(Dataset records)
^^^^^^^^
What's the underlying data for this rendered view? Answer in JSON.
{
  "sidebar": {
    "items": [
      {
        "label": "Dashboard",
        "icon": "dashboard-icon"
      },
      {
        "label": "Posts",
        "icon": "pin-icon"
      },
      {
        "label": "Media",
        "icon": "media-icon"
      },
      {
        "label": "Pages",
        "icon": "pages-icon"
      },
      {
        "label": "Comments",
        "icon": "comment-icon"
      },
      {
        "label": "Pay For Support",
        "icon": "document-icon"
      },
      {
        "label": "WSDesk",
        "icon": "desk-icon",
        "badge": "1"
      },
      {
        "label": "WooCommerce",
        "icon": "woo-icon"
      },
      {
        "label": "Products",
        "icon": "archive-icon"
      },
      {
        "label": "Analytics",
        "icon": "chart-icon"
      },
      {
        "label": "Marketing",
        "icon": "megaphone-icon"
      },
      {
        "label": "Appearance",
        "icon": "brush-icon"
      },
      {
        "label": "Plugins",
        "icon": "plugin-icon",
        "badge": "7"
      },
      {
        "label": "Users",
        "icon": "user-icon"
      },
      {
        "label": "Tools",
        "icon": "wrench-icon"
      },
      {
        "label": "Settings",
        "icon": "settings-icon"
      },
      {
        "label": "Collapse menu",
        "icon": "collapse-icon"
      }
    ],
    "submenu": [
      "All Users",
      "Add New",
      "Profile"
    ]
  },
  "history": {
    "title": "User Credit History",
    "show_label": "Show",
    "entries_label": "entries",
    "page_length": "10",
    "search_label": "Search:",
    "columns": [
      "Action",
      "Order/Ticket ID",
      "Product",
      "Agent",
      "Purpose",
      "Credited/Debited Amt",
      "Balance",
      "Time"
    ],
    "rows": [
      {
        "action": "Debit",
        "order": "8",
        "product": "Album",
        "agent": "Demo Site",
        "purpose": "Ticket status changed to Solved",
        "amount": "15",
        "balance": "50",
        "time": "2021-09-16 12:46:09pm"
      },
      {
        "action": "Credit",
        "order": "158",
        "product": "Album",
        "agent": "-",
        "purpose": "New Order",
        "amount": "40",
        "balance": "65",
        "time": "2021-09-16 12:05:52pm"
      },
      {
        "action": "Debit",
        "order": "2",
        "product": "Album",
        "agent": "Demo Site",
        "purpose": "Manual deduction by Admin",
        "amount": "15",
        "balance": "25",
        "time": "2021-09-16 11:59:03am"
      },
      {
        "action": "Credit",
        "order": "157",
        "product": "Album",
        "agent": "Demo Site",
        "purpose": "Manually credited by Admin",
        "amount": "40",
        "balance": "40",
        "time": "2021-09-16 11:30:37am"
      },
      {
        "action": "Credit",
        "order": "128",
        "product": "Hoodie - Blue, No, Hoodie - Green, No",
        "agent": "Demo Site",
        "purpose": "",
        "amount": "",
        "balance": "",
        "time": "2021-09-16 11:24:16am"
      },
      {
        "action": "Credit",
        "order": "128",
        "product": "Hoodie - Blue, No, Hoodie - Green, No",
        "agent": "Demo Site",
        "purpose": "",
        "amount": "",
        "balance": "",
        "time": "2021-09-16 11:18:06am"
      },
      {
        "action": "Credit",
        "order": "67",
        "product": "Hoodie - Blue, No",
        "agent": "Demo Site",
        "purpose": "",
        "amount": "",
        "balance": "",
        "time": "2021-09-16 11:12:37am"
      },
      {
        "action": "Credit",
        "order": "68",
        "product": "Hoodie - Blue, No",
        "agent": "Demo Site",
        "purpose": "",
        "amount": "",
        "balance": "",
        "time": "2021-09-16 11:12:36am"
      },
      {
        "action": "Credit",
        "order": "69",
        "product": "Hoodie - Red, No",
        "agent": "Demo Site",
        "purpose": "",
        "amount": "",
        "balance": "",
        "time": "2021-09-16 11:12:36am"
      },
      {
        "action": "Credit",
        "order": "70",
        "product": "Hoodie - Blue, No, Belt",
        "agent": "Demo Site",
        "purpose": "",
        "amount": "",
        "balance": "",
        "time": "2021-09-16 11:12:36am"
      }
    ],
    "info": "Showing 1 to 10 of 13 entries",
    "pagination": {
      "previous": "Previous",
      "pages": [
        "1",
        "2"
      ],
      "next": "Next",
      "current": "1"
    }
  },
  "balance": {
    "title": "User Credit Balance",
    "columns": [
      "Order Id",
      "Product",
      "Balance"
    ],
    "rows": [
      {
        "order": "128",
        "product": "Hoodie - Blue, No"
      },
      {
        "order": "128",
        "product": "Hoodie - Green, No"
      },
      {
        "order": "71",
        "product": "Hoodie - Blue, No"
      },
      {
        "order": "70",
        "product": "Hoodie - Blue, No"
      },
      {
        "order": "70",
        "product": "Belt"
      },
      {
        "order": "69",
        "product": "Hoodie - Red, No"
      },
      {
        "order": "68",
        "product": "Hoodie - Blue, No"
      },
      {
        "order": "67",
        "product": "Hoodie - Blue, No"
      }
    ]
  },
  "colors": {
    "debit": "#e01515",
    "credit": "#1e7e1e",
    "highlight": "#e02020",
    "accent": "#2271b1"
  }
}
^^^^^^^^
Each line that holds the word "Admin" should be extracted from the records.

Output:
        "purpose": "Manual deduction by Admin",
        "purpose": "Manually credited by Admin",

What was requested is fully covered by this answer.